Short problem —
Write out the records below once more, exactly as they stand.

(Dataset records)

_ _ _ _ _

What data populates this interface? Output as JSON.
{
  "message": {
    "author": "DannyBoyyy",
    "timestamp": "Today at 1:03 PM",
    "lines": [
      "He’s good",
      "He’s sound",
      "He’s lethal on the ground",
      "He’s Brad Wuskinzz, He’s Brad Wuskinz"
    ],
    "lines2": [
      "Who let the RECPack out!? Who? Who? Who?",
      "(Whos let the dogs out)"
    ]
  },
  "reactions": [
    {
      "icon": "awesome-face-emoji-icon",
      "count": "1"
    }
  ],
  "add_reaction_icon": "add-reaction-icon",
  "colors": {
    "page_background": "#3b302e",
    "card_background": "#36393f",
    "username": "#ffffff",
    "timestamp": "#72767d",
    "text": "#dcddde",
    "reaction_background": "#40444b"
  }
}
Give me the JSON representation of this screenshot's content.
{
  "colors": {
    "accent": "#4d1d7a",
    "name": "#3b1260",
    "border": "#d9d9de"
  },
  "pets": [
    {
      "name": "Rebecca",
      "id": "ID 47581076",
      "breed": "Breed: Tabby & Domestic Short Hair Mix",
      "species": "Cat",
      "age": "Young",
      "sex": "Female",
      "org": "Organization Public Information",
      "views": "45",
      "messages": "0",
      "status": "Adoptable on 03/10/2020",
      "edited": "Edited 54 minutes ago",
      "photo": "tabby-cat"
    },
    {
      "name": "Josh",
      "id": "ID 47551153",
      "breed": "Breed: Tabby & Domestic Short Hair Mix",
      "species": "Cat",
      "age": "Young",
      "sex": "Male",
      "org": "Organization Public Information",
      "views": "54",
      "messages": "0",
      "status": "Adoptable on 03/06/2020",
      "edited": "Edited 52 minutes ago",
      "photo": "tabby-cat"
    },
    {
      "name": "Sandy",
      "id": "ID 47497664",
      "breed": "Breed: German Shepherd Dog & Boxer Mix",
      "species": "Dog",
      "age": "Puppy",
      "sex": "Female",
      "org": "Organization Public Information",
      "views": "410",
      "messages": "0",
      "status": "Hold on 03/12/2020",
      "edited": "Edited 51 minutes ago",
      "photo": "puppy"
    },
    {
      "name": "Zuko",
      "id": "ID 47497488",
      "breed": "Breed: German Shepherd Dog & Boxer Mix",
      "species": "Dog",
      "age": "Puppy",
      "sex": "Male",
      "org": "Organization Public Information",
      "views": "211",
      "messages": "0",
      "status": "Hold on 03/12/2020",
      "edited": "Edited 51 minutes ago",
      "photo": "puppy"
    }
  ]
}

_ _ _ _ _

Correct output —
What data populates this interface? Output as JSON.
{
  "message": {
    "author": "DannyBoyyy",
    "timestamp": "Today at 1:03 PM",
    "lines": [
      "He’s good",
      "He’s sound",
      "He’s lethal on the ground",
      "He’s Brad Wuskinzz, He’s Brad Wuskinz"
    ],
    "lines2": [
      "Who let the RECPack out!? Who? Who? Who?",
      "(Whos let the dogs out)"
    ]
  },
  "reactions": [
    {
      "icon": "awesome-face-emoji-icon",
      "count": "1"
    }
  ],
  "add_reaction_icon": "add-reaction-icon",
  "colors": {
    "page_background": "#3b302e",
    "card_background": "#36393f",
    "username": "#ffffff",
    "timestamp": "#72767d",
    "text": "#dcddde",
    "reaction_background": "#40444b"
  }
}
Give me the JSON representation of this screenshot's content.
{
  "colors": {
    "accent": "#4d1d7a",
    "name": "#3b1260",
    "border": "#d9d9de"
  },
  "pets": [
    {
      "name": "Rebecca",
      "id": "ID 47581076",
      "breed": "Breed: Tabby & Domestic Short Hair Mix",
      "species": "Cat",
      "age": "Young",
      "sex": "Female",
      "org": "Organization Public Information",
      "views": "45",
      "messages": "0",
      "status": "Adoptable on 03/10/2020",
      "edited": "Edited 54 minutes ago",
      "photo": "tabby-cat"
    },
    {
      "name": "Josh",
      "id": "ID 47551153",
      "breed": "Breed: Tabby & Domestic Short Hair Mix",
      "species": "Cat",
      "age": "Young",
      "sex": "Male",
      "org": "Organization Public Information",
      "views": "54",
      "messages": "0",
      "status": "Adoptable on 03/06/2020",
      "edited": "Edited 52 minutes ago",
      "photo": "tabby-cat"
    },
    {
      "name": "Sandy",
      "id": "ID 47497664",
      "breed": "Breed: German Shepherd Dog & Boxer Mix",
      "species": "Dog",
      "age": "Puppy",
      "sex": "Female",
      "org": "Organization Public Information",
      "views": "410",
      "messages": "0",
      "status": "Hold on 03/12/2020",
      "edited": "Edited 51 minutes ago",
      "photo": "puppy"
    },
    {
      "name": "Zuko",
      "id": "ID 47497488",
      "breed": "Breed: German Shepherd Dog & Boxer Mix",
      "species": "Dog",
      "age": "Puppy",
      "sex": "Male",
      "org": "Organization Public Information",
      "views": "211",
      "messages": "0",
      "status": "Hold on 03/12/2020",
      "edited": "Edited 51 minutes ago",
      "photo": "puppy"
    }
  ]
}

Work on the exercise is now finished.